**Given task:** Your task is to extract every entry that follows word for word while excluding the pictures.
+++++
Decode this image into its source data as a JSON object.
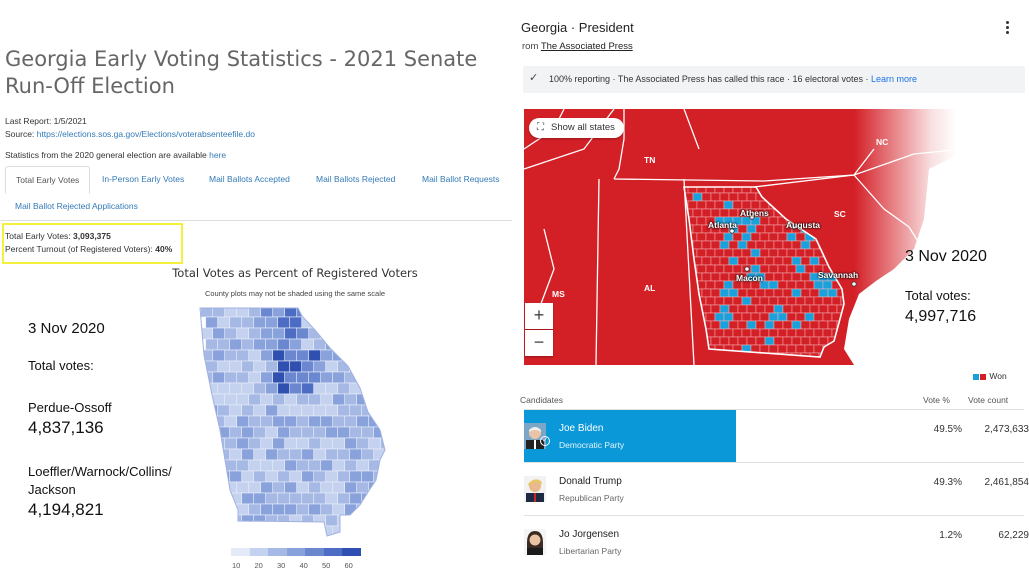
{
  "left": {
    "title": "Georgia Early Voting Statistics - 2021 Senate Run-Off Election",
    "last_report": "Last Report: 1/5/2021",
    "source_label": "Source: ",
    "source_url": "https://elections.sos.ga.gov/Elections/voterabsenteefile.do",
    "general_note_prefix": "Statistics from the 2020 general election are available ",
    "general_note_link": "here",
    "tabs": [
      {
        "label": "Total Early Votes",
        "active": true
      },
      {
        "label": "In-Person Early Votes",
        "active": false
      },
      {
        "label": "Mail Ballots Accepted",
        "active": false
      },
      {
        "label": "Mail Ballots Rejected",
        "active": false
      },
      {
        "label": "Mail Ballot Requests",
        "active": false
      },
      {
        "label": "Mail Ballot Rejected Applications",
        "active": false
      }
    ],
    "highlight": {
      "total_label": "Total Early Votes: ",
      "total_value": "3,093,375",
      "turnout_label": "Percent Turnout (of Registered Voters): ",
      "turnout_value": "40%",
      "border_color": "#f5f03c"
    },
    "map": {
      "title": "Total Votes as Percent of Registered Voters",
      "subtitle": "County plots may not be shaded using the same scale",
      "legend_ticks": [
        "10",
        "20",
        "30",
        "40",
        "50",
        "60"
      ],
      "legend_colors": [
        "#e3e9f7",
        "#c5d2ef",
        "#a6b9e5",
        "#8aa2dc",
        "#6b87d0",
        "#4d6cc4",
        "#2f50b0"
      ]
    },
    "overlay": {
      "date": "3 Nov 2020",
      "total_votes_label": "Total votes:",
      "pair1_label": "Perdue-Ossoff",
      "pair1_value": "4,837,136",
      "pair2_label_line1": "Loeffler/Warnock/Collins/",
      "pair2_label_line2": "Jackson",
      "pair2_value": "4,194,821"
    }
  },
  "right": {
    "title": "Georgia · President",
    "source_prefix": "rom ",
    "source_link": "The Associated Press",
    "more_icon": "more-vert-icon",
    "status_text": "100% reporting · The Associated Press has called this race · 16 electoral votes · ",
    "learn_more": "Learn more",
    "show_all_states": "Show all states",
    "zoom_in": "+",
    "zoom_out": "−",
    "state_labels": [
      "TN",
      "NC",
      "SC",
      "MS",
      "AL"
    ],
    "city_labels": [
      "Athens",
      "Atlanta",
      "Augusta",
      "Macon",
      "Savannah"
    ],
    "colors": {
      "rep": "#d32027",
      "dem": "#1aa1dc",
      "dem_bar": "#0a98d8"
    },
    "overlay": {
      "date": "3 Nov 2020",
      "total_votes_label": "Total votes:",
      "total_votes_value": "4,997,716"
    },
    "legend_won": "Won",
    "table": {
      "col_candidates": "Candidates",
      "col_pct": "Vote %",
      "col_count": "Vote count",
      "rows": [
        {
          "name": "Joe Biden",
          "party": "Democratic Party",
          "pct": "49.5%",
          "count": "2,473,633",
          "winner": true
        },
        {
          "name": "Donald Trump",
          "party": "Republican Party",
          "pct": "49.3%",
          "count": "2,461,854",
          "winner": false
        },
        {
          "name": "Jo Jorgensen",
          "party": "Libertarian Party",
          "pct": "1.2%",
          "count": "62,229",
          "winner": false
        }
      ]
    }
  }
}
+++++
**Completed exercise:**
Decode this image into its source data as a JSON object.
{
  "left": {
    "title": "Georgia Early Voting Statistics - 2021 Senate Run-Off Election",
    "last_report": "Last Report: 1/5/2021",
    "source_label": "Source: ",
    "source_url": "https://elections.sos.ga.gov/Elections/voterabsenteefile.do",
    "general_note_prefix": "Statistics from the 2020 general election are available ",
    "general_note_link": "here",
    "tabs": [
      {
        "label": "Total Early Votes",
        "active": true
      },
      {
        "label": "In-Person Early Votes",
        "active": false
      },
      {
        "label": "Mail Ballots Accepted",
        "active": false
      },
      {
        "label": "Mail Ballots Rejected",
        "active": false
      },
      {
        "label": "Mail Ballot Requests",
        "active": false
      },
      {
        "label": "Mail Ballot Rejected Applications",
        "active": false
      }
    ],
    "highlight": {
      "total_label": "Total Early Votes: ",
      "total_value": "3,093,375",
      "turnout_label": "Percent Turnout (of Registered Voters): ",
      "turnout_value": "40%",
      "border_color": "#f5f03c"
    },
    "map": {
      "title": "Total Votes as Percent of Registered Voters",
      "subtitle": "County plots may not be shaded using the same scale",
      "legend_ticks": [
        "10",
        "20",
        "30",
        "40",
        "50",
        "60"
      ],
      "legend_colors": [
        "#e3e9f7",
        "#c5d2ef",
        "#a6b9e5",
        "#8aa2dc",
        "#6b87d0",
        "#4d6cc4",
        "#2f50b0"
      ]
    },
    "overlay": {
      "date": "3 Nov 2020",
      "total_votes_label": "Total votes:",
      "pair1_label": "Perdue-Ossoff",
      "pair1_value": "4,837,136",
      "pair2_label_line1": "Loeffler/Warnock/Collins/",
      "pair2_label_line2": "Jackson",
      "pair2_value": "4,194,821"
    }
  },
  "right": {
    "title": "Georgia · President",
    "source_prefix": "rom ",
    "source_link": "The Associated Press",
    "more_icon": "more-vert-icon",
    "status_text": "100% reporting · The Associated Press has called this race · 16 electoral votes · ",
    "learn_more": "Learn more",
    "show_all_states": "Show all states",
    "zoom_in": "+",
    "zoom_out": "−",
    "state_labels": [
      "TN",
      "NC",
      "SC",
      "MS",
      "AL"
    ],
    "city_labels": [
      "Athens",
      "Atlanta",
      "Augusta",
      "Macon",
      "Savannah"
    ],
    "colors": {
      "rep": "#d32027",
      "dem": "#1aa1dc",
      "dem_bar": "#0a98d8"
    },
    "overlay": {
      "date": "3 Nov 2020",
      "total_votes_label": "Total votes:",
      "total_votes_value": "4,997,716"
    },
    "legend_won": "Won",
    "table": {
      "col_candidates": "Candidates",
      "col_pct": "Vote %",
      "col_count": "Vote count",
      "rows": [
        {
          "name": "Joe Biden",
          "party": "Democratic Party",
          "pct": "49.5%",
          "count": "2,473,633",
          "winner": true
        },
        {
          "name": "Donald Trump",
          "party": "Republican Party",
          "pct": "49.3%",
          "count": "2,461,854",
          "winner": false
        },
        {
          "name": "Jo Jorgensen",
          "party": "Libertarian Party",
          "pct": "1.2%",
          "count": "62,229",
          "winner": false
        }
      ]
    }
  }
}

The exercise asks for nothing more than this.